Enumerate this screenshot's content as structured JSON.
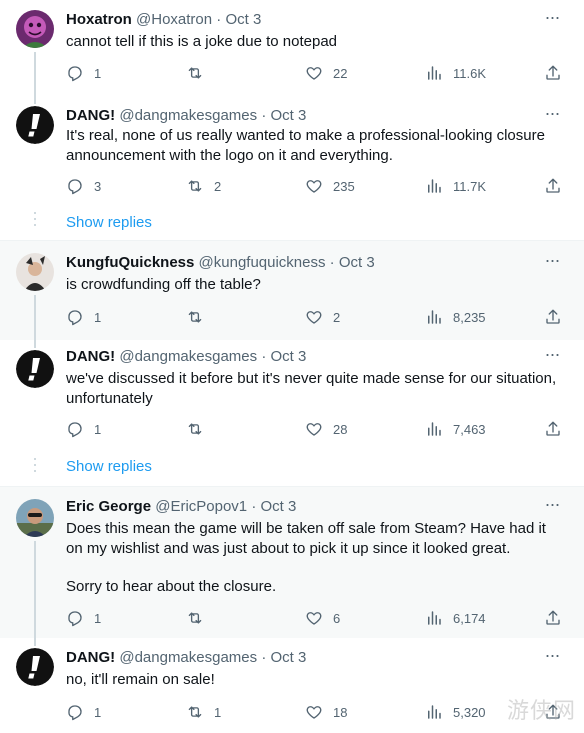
{
  "colors": {
    "text": "#0f1419",
    "muted": "#536471",
    "link": "#1d9bf0",
    "shaded_bg": "#f7f9f9",
    "line": "#cfd9de"
  },
  "tweets": [
    {
      "name": "Hoxatron",
      "handle": "@Hoxatron",
      "sep": "·",
      "time": "Oct 3",
      "avatar": "purple-character-avatar",
      "text": [
        "cannot tell if this is a joke due to notepad"
      ],
      "stats": {
        "replies": "1",
        "retweets": "",
        "likes": "22",
        "views": "11.6K"
      }
    },
    {
      "name": "DANG!",
      "handle": "@dangmakesgames",
      "sep": "·",
      "time": "Oct 3",
      "avatar": "dang-logo-avatar",
      "text": [
        "It's real, none of us really wanted to make a professional-looking closure announcement with the logo on it and everything."
      ],
      "stats": {
        "replies": "3",
        "retweets": "2",
        "likes": "235",
        "views": "11.7K"
      }
    },
    {
      "name": "KungfuQuickness",
      "handle": "@kungfuquickness",
      "sep": "·",
      "time": "Oct 3",
      "avatar": "kungfu-avatar",
      "text": [
        "is crowdfunding off the table?"
      ],
      "stats": {
        "replies": "1",
        "retweets": "",
        "likes": "2",
        "views": "8,235"
      }
    },
    {
      "name": "DANG!",
      "handle": "@dangmakesgames",
      "sep": "·",
      "time": "Oct 3",
      "avatar": "dang-logo-avatar",
      "text": [
        "we've discussed it before but it's never quite made sense for our situation, unfortunately"
      ],
      "stats": {
        "replies": "1",
        "retweets": "",
        "likes": "28",
        "views": "7,463"
      }
    },
    {
      "name": "Eric George",
      "handle": "@EricPopov1",
      "sep": "·",
      "time": "Oct 3",
      "avatar": "eric-photo-avatar",
      "text": [
        "Does this mean the game will be taken off sale from Steam? Have had it on my wishlist and was just about to pick it up since it looked great.",
        "Sorry to hear about the closure."
      ],
      "stats": {
        "replies": "1",
        "retweets": "",
        "likes": "6",
        "views": "6,174"
      }
    },
    {
      "name": "DANG!",
      "handle": "@dangmakesgames",
      "sep": "·",
      "time": "Oct 3",
      "avatar": "dang-logo-avatar",
      "text": [
        "no, it'll remain on sale!"
      ],
      "stats": {
        "replies": "1",
        "retweets": "1",
        "likes": "18",
        "views": "5,320"
      }
    }
  ],
  "show_replies_label": "Show replies",
  "more_label": "···",
  "watermark": "游侠网"
}
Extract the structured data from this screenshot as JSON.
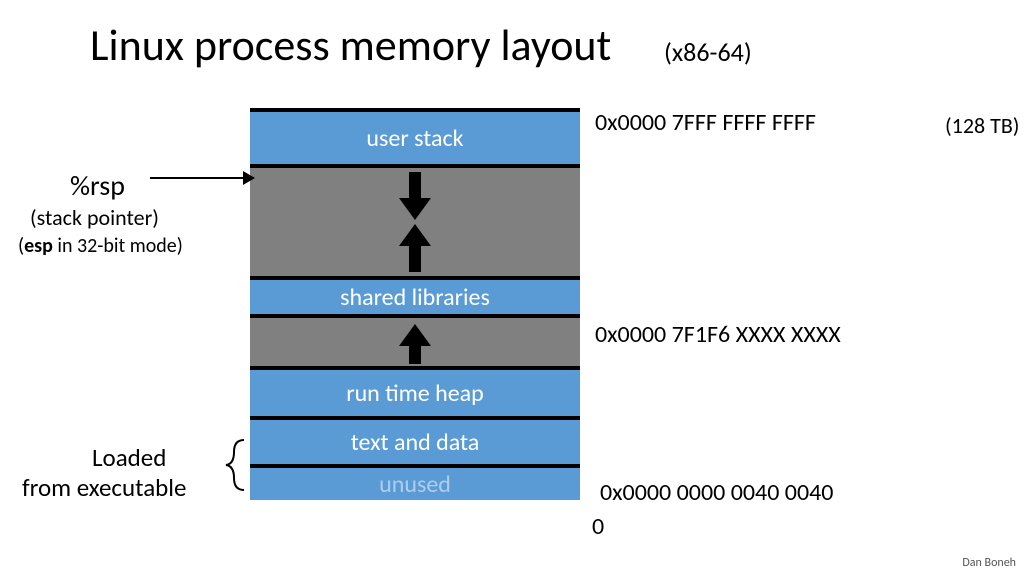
{
  "title": "Linux process memory layout",
  "subtitle": "(x86-64)",
  "segments": {
    "user_stack": "user stack",
    "shared_libs": "shared libraries",
    "heap": "run time heap",
    "text_data": "text and data",
    "unused": "unused"
  },
  "addresses": {
    "top": "0x0000 7FFF FFFF FFFF",
    "top_size": "(128 TB)",
    "mid": "0x0000 7F1F6 XXXX XXXX",
    "low": "0x0000 0000 0040 0040",
    "zero": "0"
  },
  "rsp": {
    "label": "%rsp",
    "sub1": "(stack pointer)",
    "sub2_prefix": "(",
    "sub2_bold": "esp",
    "sub2_suffix": " in 32-bit mode)"
  },
  "loaded": {
    "line1": "Loaded",
    "line2": "from executable"
  },
  "attribution": "Dan Boneh"
}
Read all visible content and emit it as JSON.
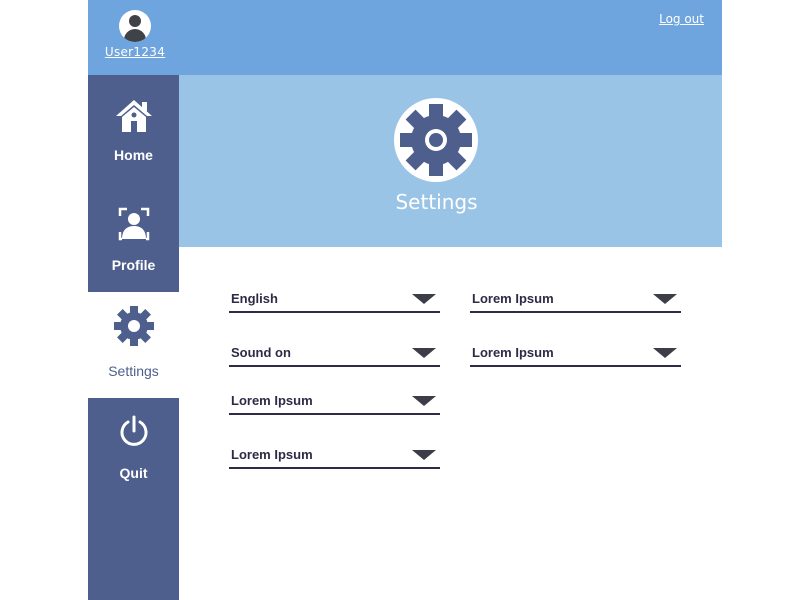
{
  "header": {
    "username": "User1234",
    "logout_label": "Log out"
  },
  "sidebar": {
    "items": [
      {
        "label": "Home",
        "icon": "home-icon"
      },
      {
        "label": "Profile",
        "icon": "profile-icon"
      },
      {
        "label": "Settings",
        "icon": "gear-icon",
        "active": true
      },
      {
        "label": "Quit",
        "icon": "power-icon"
      }
    ]
  },
  "banner": {
    "title": "Settings",
    "icon": "gear-icon"
  },
  "settings": {
    "dropdowns": [
      {
        "value": "English"
      },
      {
        "value": "Lorem Ipsum"
      },
      {
        "value": "Sound on"
      },
      {
        "value": "Lorem Ipsum"
      },
      {
        "value": "Lorem Ipsum"
      },
      {
        "value": "Lorem Ipsum"
      }
    ]
  },
  "colors": {
    "topbar": "#6fa5de",
    "sidebar": "#4e5f8e",
    "banner": "#9ac4e6",
    "text_dark": "#2d2b45"
  }
}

═══

Job: Make a word-for-word copy of the entries, without any pictures.

Exercise solution:
Enumerate this screenshot's content as structured JSON.
{
  "colors": {
    "text": "#0f1419",
    "muted": "#536471",
    "link": "#1d9bf0",
    "shaded_bg": "#f7f9f9",
    "line": "#cfd9de"
  },
  "tweets": [
    {
      "name": "Hoxatron",
      "handle": "@Hoxatron",
      "sep": "·",
      "time": "Oct 3",
      "avatar": "purple-character-avatar",
      "text": [
        "cannot tell if this is a joke due to notepad"
      ],
      "stats": {
        "replies": "1",
        "retweets": "",
        "likes": "22",
        "views": "11.6K"
      }
    },
    {
      "name": "DANG!",
      "handle": "@dangmakesgames",
      "sep": "·",
      "time": "Oct 3",
      "avatar": "dang-logo-avatar",
      "text": [
        "It's real, none of us really wanted to make a professional-looking closure announcement with the logo on it and everything."
      ],
      "stats": {
        "replies": "3",
        "retweets": "2",
        "likes": "235",
        "views": "11.7K"
      }
    },
    {
      "name": "KungfuQuickness",
      "handle": "@kungfuquickness",
      "sep": "·",
      "time": "Oct 3",
      "avatar": "kungfu-avatar",
      "text": [
        "is crowdfunding off the table?"
      ],
      "stats": {
        "replies": "1",
        "retweets": "",
        "likes": "2",
        "views": "8,235"
      }
    },
    {
      "name": "DANG!",
      "handle": "@dangmakesgames",
      "sep": "·",
      "time": "Oct 3",
      "avatar": "dang-logo-avatar",
      "text": [
        "we've discussed it before but it's never quite made sense for our situation, unfortunately"
      ],
      "stats": {
        "replies": "1",
        "retweets": "",
        "likes": "28",
        "views": "7,463"
      }
    },
    {
      "name": "Eric George",
      "handle": "@EricPopov1",
      "sep": "·",
      "time": "Oct 3",
      "avatar": "eric-photo-avatar",
      "text": [
        "Does this mean the game will be taken off sale from Steam? Have had it on my wishlist and was just about to pick it up since it looked great.",
        "Sorry to hear about the closure."
      ],
      "stats": {
        "replies": "1",
        "retweets": "",
        "likes": "6",
        "views": "6,174"
      }
    },
    {
      "name": "DANG!",
      "handle": "@dangmakesgames",
      "sep": "·",
      "time": "Oct 3",
      "avatar": "dang-logo-avatar",
      "text": [
        "no, it'll remain on sale!"
      ],
      "stats": {
        "replies": "1",
        "retweets": "1",
        "likes": "18",
        "views": "5,320"
      }
    }
  ],
  "show_replies_label": "Show replies",
  "more_label": "···",
  "watermark": "游侠网"
}
Extract the structured data from this screenshot as JSON.
{
  "title": "Linux process memory layout",
  "subtitle": "(x86-64)",
  "segments": {
    "user_stack": "user stack",
    "shared_libs": "shared libraries",
    "heap": "run time heap",
    "text_data": "text and data",
    "unused": "unused"
  },
  "addresses": {
    "top": "0x0000 7FFF FFFF FFFF",
    "top_size": "(128 TB)",
    "mid": "0x0000 7F1F6 XXXX XXXX",
    "low": "0x0000 0000 0040 0040",
    "zero": "0"
  },
  "rsp": {
    "label": "%rsp",
    "sub1": "(stack pointer)",
    "sub2_prefix": "(",
    "sub2_bold": "esp",
    "sub2_suffix": " in 32-bit mode)"
  },
  "loaded": {
    "line1": "Loaded",
    "line2": "from executable"
  },
  "attribution": "Dan Boneh"
}
Read all visible content and emit it as JSON.
{
  "header": {
    "username": "User1234",
    "logout_label": "Log out"
  },
  "sidebar": {
    "items": [
      {
        "label": "Home",
        "icon": "home-icon"
      },
      {
        "label": "Profile",
        "icon": "profile-icon"
      },
      {
        "label": "Settings",
        "icon": "gear-icon",
        "active": true
      },
      {
        "label": "Quit",
        "icon": "power-icon"
      }
    ]
  },
  "banner": {
    "title": "Settings",
    "icon": "gear-icon"
  },
  "settings": {
    "dropdowns": [
      {
        "value": "English"
      },
      {
        "value": "Lorem Ipsum"
      },
      {
        "value": "Sound on"
      },
      {
        "value": "Lorem Ipsum"
      },
      {
        "value": "Lorem Ipsum"
      },
      {
        "value": "Lorem Ipsum"
      }
    ]
  },
  "colors": {
    "topbar": "#6fa5de",
    "sidebar": "#4e5f8e",
    "banner": "#9ac4e6",
    "text_dark": "#2d2b45"
  }
}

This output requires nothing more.